Extracted data entries ->
****
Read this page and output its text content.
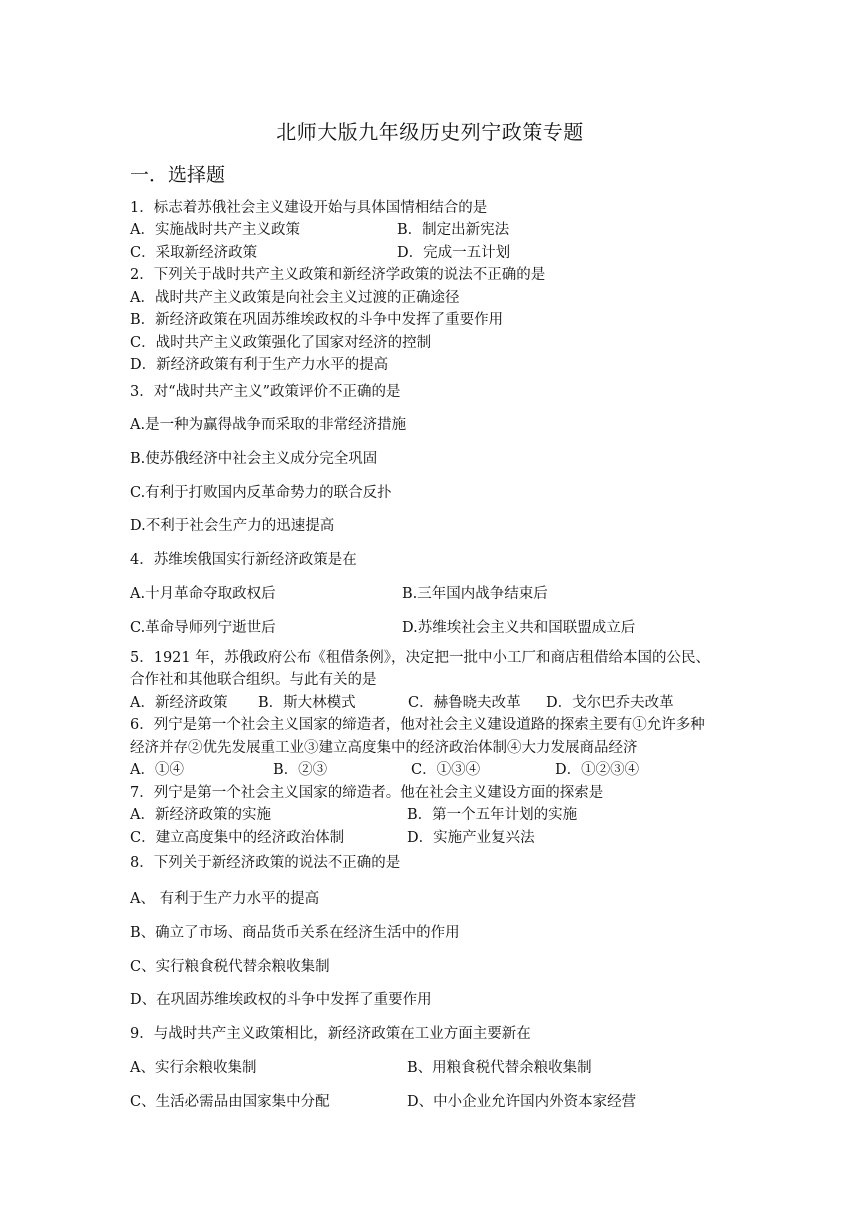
北师大版九年级历史列宁政策专题
一．选择题
1．标志着苏俄社会主义建设开始与具体国情相结合的是
A．实施战时共产主义政策	B．制定出新宪法
C．采取新经济政策	D．完成一五计划
2．下列关于战时共产主义政策和新经济学政策的说法不正确的是
A．战时共产主义政策是向社会主义过渡的正确途径
B．新经济政策在巩固苏维埃政权的斗争中发挥了重要作用
C．战时共产主义政策强化了国家对经济的控制
D．新经济政策有利于生产力水平的提高
3．对“战时共产主义”政策评价不正确的是
A.是一种为赢得战争而采取的非常经济措施
B.使苏俄经济中社会主义成分完全巩固
C.有利于打败国内反革命势力的联合反扑
D.不利于社会生产力的迅速提高
4．苏维埃俄国实行新经济政策是在
A.十月革命夺取政权后	B.三年国内战争结束后
C.革命导师列宁逝世后	D.苏维埃社会主义共和国联盟成立后
5．1921 年，苏俄政府公布《租借条例》，决定把一批中小工厂和商店租借给本国的公民、
合作社和其他联合组织。与此有关的是
A．新经济政策 B．斯大林模式	C．赫鲁晓夫改革 D．戈尔巴乔夫改革
6．列宁是第一个社会主义国家的缔造者，他对社会主义建设道路的探索主要有①允许多种
经济并存②优先发展重工业③建立高度集中的经济政治体制④大力发展商品经济
A．①④	B．②③	C．①③④	D．①②③④
7．列宁是第一个社会主义国家的缔造者。他在社会主义建设方面的探索是
A．新经济政策的实施	B．第一个五年计划的实施
C．建立高度集中的经济政治体制	D．实施产业复兴法
8．下列关于新经济政策的说法不正确的是
A、 有利于生产力水平的提高
B、确立了市场、商品货币关系在经济生活中的作用
C、实行粮食税代替余粮收集制
D、在巩固苏维埃政权的斗争中发挥了重要作用
9．与战时共产主义政策相比，新经济政策在工业方面主要新在
A、实行余粮收集制	B、用粮食税代替余粮收集制
C、生活必需品由国家集中分配	D、中小企业允许国内外资本家经营
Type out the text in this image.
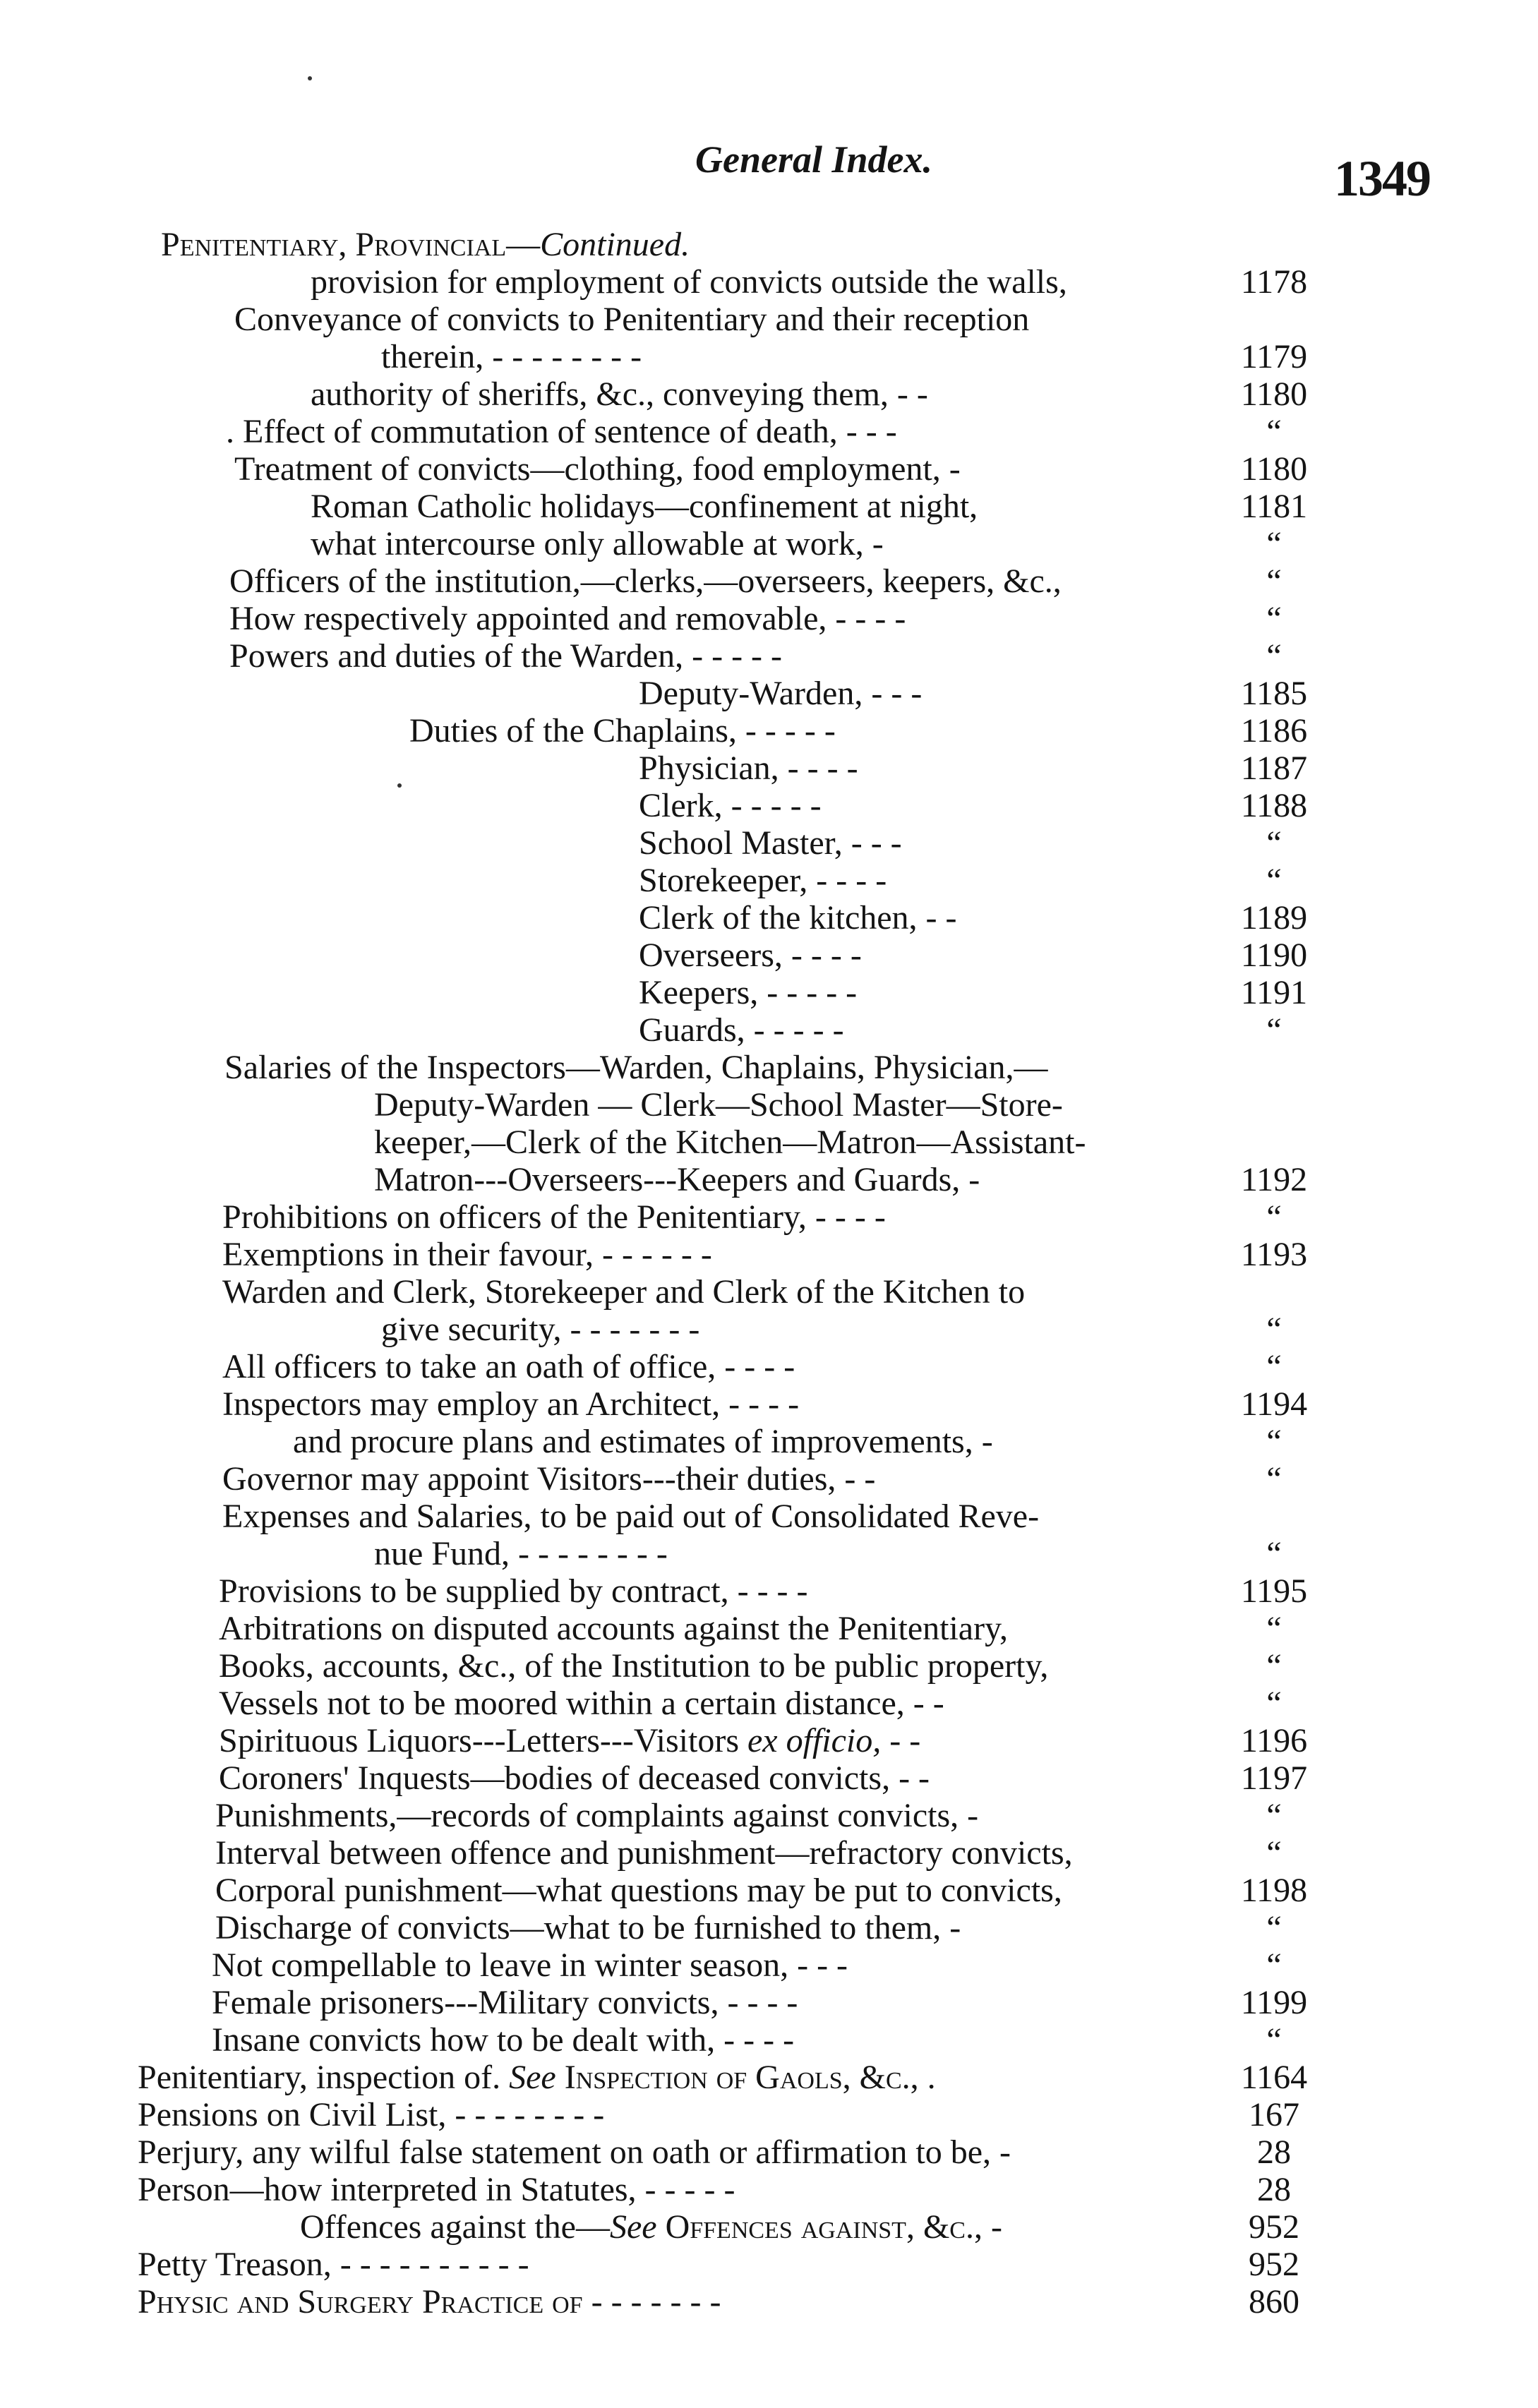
General Index.	1349
Penitentiary, Provincial—Continued.
provision for employment of convicts outside the walls,	1178
Conveyance of convicts to Penitentiary and their reception
therein, - - - - - - - -	1179
authority of sheriffs, &c., conveying them, - -	1180
. Effect of commutation of sentence of death, - - -	“
Treatment of convicts—clothing, food employment, -	1180
Roman Catholic holidays—confinement at night,	1181
what intercourse only allowable at work, -	“
Officers of the institution,—clerks,—overseers, keepers, &c.,	“
How respectively appointed and removable, - - - -	“
Powers and duties of the Warden, - - - - -	“
Deputy-Warden, - - -	1185
Duties of the Chaplains, - - - - -	1186
Physician, - - - -	1187
Clerk, - - - - -	1188
School Master, - - -	“
Storekeeper, - - - -	“
Clerk of the kitchen, - -	1189
Overseers, - - - -	1190
Keepers, - - - - -	1191
Guards, - - - - -	“
Salaries of the Inspectors—Warden, Chaplains, Physician,—
Deputy-Warden — Clerk—School Master—Store-
keeper,—Clerk of the Kitchen—Matron—Assistant-
Matron---Overseers---Keepers and Guards, -	1192
Prohibitions on officers of the Penitentiary, - - - -	“
Exemptions in their favour, - - - - - -	1193
Warden and Clerk, Storekeeper and Clerk of the Kitchen to
give security, - - - - - - -	“
All officers to take an oath of office, - - - -	“
Inspectors may employ an Architect, - - - -	1194
and procure plans and estimates of improvements, -	“
Governor may appoint Visitors---their duties, - -	“
Expenses and Salaries, to be paid out of Consolidated Reve-
nue Fund, - - - - - - - -	“
Provisions to be supplied by contract, - - - -	1195
Arbitrations on disputed accounts against the Penitentiary,	“
Books, accounts, &c., of the Institution to be public property,	“
Vessels not to be moored within a certain distance, - -	“
Spirituous Liquors---Letters---Visitors ex officio, - -	1196
Coroners' Inquests—bodies of deceased convicts, - -	1197
Punishments,—records of complaints against convicts, -	“
Interval between offence and punishment—refractory convicts,	“
Corporal punishment—what questions may be put to convicts,	1198
Discharge of convicts—what to be furnished to them, -	“
Not compellable to leave in winter season, - - -	“
Female prisoners---Military convicts, - - - -	1199
Insane convicts how to be dealt with, - - - -	“
Penitentiary, inspection of. See Inspection of Gaols, &c., .	1164
Pensions on Civil List, - - - - - - - -	167
Perjury, any wilful false statement on oath or affirmation to be, -	28
Person—how interpreted in Statutes, - - - - -	28
Offences against the—See Offences against, &c., -	952
Petty Treason, - - - - - - - - - -	952
Physic and Surgery Practice of - - - - - - -	860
****
Work to be completed -> Give the count of lines in the data above that hold the string "Matron", with no additional words.

Reply -> 2